From the entries below, work out the number of lines that hold the word "berdasarkan", and give that number alone.

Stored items
========================
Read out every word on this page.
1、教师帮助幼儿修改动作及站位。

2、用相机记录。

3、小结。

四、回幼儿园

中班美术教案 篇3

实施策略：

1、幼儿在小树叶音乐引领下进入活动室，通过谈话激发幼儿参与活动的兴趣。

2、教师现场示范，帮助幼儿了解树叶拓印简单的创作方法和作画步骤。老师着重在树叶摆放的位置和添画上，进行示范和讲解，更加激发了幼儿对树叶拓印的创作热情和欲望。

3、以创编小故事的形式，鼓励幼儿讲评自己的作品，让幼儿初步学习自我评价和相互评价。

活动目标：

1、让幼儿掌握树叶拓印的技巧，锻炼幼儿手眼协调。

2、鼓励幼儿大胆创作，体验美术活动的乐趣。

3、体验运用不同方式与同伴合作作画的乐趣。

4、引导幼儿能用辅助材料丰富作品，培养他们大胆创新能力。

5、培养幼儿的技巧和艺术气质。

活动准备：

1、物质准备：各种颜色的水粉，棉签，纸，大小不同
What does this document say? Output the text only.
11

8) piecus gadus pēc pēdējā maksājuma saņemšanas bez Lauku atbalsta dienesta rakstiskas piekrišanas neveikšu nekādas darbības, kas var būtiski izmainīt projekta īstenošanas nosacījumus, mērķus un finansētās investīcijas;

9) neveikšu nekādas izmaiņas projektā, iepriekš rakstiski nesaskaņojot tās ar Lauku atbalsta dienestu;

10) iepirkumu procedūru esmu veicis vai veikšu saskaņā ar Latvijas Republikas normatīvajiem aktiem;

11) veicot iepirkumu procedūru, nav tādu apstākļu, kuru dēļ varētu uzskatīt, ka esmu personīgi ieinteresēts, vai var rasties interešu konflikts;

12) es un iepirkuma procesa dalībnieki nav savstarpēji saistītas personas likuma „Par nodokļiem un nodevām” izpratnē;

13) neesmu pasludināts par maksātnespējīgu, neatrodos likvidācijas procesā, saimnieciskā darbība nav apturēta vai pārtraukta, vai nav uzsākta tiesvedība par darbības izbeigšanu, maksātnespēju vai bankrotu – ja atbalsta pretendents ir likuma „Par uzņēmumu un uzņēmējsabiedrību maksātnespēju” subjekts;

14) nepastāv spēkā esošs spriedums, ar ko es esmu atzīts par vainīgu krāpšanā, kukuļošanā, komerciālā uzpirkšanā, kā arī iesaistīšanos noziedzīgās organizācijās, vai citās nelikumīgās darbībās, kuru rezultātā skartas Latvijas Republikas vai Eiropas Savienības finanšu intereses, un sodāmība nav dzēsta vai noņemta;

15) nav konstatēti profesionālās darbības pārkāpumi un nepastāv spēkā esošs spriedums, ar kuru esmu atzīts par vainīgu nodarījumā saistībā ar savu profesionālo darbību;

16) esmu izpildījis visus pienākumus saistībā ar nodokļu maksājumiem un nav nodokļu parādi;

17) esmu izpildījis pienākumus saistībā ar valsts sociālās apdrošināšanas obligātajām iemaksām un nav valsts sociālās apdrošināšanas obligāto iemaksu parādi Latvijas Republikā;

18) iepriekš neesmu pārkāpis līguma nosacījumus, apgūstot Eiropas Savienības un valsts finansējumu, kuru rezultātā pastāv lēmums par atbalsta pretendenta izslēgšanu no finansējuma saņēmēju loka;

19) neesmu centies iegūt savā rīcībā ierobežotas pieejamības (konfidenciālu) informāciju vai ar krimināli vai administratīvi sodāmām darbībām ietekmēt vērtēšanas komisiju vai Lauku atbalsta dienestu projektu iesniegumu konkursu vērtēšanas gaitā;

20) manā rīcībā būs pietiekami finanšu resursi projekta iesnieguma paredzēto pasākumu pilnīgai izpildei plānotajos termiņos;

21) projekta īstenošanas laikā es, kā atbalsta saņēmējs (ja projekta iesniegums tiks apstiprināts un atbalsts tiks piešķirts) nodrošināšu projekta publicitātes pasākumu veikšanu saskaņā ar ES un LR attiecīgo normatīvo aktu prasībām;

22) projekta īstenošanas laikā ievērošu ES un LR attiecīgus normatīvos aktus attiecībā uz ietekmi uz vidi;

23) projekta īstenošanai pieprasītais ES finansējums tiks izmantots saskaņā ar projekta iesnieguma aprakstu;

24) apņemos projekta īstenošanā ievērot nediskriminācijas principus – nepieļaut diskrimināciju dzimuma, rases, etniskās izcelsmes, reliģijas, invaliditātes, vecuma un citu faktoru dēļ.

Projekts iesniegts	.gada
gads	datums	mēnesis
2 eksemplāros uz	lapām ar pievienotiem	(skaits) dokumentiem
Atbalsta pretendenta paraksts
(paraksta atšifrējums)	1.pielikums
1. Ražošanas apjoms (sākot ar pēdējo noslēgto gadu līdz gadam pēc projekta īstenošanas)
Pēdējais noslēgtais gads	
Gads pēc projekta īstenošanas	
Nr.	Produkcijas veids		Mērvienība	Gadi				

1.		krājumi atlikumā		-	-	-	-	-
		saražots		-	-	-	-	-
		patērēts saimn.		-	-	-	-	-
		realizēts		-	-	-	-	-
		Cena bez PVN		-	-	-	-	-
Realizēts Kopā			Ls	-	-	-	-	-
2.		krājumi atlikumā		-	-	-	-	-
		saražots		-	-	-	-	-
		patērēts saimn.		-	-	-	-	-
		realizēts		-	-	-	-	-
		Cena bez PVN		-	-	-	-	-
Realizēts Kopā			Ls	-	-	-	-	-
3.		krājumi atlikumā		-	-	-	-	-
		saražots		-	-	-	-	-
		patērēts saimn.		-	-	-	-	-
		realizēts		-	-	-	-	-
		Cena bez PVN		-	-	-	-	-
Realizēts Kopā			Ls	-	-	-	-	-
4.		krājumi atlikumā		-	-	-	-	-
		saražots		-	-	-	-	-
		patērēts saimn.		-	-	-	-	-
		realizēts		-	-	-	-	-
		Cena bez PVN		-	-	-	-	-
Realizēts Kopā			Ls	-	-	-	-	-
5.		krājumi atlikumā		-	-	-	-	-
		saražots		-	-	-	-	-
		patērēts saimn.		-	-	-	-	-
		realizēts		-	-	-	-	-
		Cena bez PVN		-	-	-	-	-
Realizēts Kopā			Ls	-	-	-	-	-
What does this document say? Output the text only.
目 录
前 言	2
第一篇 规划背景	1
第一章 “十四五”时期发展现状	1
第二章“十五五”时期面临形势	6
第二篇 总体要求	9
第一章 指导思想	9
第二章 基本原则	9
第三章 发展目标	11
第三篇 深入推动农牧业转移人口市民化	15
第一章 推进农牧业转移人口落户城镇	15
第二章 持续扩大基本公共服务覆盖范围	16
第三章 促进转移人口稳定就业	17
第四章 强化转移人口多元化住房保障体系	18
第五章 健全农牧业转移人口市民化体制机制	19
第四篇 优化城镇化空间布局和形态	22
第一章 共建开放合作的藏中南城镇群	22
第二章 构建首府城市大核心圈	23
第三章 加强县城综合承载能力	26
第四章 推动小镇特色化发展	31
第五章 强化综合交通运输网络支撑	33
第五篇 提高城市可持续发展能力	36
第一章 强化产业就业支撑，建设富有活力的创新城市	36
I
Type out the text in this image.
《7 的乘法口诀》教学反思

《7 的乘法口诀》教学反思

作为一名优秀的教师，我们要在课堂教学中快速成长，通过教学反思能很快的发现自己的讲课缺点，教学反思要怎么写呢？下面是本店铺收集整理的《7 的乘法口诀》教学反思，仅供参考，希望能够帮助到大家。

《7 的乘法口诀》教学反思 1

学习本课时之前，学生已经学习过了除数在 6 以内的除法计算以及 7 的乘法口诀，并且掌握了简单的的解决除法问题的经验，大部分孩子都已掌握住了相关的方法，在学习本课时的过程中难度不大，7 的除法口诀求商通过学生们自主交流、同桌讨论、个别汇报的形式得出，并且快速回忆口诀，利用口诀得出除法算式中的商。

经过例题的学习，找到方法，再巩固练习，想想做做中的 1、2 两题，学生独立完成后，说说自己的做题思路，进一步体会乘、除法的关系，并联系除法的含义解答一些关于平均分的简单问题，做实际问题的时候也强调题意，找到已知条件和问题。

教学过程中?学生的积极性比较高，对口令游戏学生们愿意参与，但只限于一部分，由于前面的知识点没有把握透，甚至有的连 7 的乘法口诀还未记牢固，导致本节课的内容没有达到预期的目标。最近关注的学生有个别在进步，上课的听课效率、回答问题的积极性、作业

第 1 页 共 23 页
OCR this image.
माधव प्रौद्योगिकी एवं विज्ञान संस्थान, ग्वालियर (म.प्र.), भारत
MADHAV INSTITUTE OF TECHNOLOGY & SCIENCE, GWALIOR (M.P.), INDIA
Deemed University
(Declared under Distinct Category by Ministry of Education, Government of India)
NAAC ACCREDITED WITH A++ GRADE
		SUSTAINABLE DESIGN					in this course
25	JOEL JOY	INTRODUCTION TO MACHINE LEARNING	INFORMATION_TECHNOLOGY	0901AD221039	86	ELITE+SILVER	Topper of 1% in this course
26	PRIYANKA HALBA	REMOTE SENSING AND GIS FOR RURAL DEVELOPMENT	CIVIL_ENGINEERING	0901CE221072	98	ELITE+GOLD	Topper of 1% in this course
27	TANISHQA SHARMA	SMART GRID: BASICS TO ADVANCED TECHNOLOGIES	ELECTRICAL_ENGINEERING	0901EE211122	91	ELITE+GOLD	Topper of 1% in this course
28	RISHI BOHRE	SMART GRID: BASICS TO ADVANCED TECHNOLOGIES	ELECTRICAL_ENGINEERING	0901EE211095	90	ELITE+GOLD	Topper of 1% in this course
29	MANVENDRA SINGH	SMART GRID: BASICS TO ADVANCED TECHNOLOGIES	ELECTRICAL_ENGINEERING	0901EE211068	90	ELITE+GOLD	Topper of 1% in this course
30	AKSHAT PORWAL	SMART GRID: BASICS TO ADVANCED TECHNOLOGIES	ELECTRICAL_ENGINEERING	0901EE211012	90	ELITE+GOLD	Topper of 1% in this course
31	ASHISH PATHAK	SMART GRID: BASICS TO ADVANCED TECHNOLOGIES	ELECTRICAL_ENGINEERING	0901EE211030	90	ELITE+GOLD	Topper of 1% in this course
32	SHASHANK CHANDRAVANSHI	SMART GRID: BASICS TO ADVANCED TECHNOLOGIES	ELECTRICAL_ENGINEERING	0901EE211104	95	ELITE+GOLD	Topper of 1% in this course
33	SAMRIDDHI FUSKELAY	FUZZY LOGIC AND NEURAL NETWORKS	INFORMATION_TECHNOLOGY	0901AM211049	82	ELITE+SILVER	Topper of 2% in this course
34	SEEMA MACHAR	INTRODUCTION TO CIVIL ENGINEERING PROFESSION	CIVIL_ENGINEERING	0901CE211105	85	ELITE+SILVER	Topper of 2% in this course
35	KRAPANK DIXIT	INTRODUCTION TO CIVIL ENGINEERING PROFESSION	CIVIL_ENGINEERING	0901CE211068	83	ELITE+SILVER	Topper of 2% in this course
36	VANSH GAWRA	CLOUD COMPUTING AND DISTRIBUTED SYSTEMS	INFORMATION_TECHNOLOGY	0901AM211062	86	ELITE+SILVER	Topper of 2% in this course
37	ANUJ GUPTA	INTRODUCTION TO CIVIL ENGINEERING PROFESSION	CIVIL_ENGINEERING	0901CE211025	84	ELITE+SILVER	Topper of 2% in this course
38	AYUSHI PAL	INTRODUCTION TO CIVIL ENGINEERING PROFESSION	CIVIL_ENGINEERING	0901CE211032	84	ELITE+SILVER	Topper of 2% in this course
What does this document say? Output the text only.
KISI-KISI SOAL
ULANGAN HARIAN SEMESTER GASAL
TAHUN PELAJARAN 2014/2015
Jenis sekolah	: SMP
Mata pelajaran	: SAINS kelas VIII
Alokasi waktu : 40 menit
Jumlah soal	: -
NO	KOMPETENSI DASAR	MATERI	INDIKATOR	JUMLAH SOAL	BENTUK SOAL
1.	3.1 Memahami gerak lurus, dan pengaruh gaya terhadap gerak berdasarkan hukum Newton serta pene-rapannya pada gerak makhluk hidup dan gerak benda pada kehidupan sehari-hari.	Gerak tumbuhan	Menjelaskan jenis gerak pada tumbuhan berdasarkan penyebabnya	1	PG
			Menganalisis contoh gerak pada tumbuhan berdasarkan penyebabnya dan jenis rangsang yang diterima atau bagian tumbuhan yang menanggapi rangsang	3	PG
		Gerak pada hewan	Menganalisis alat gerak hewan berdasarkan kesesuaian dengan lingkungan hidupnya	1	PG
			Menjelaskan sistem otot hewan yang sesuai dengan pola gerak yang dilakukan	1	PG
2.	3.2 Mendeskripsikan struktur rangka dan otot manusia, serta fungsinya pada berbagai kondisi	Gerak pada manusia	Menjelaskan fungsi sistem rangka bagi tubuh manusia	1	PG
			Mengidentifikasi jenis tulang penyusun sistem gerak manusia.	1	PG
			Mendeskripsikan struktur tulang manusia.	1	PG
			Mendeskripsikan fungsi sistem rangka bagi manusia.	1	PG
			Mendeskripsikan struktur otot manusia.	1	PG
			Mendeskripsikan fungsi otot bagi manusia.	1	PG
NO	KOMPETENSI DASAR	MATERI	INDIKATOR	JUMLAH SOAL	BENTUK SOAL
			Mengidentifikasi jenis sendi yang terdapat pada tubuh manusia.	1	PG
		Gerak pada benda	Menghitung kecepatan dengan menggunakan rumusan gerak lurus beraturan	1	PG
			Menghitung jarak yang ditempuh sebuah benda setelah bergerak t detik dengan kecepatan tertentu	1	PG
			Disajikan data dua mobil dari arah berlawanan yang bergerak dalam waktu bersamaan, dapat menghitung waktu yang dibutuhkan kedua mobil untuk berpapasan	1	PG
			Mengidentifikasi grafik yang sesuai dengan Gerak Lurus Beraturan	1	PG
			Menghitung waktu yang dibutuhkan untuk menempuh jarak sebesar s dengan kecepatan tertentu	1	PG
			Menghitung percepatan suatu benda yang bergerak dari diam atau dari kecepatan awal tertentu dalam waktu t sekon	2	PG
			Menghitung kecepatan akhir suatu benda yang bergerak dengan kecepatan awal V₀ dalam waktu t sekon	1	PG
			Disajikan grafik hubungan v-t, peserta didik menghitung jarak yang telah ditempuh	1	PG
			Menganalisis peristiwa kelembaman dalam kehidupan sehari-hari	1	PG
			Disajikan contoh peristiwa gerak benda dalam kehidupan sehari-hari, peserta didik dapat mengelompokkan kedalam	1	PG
========================
Written response: 3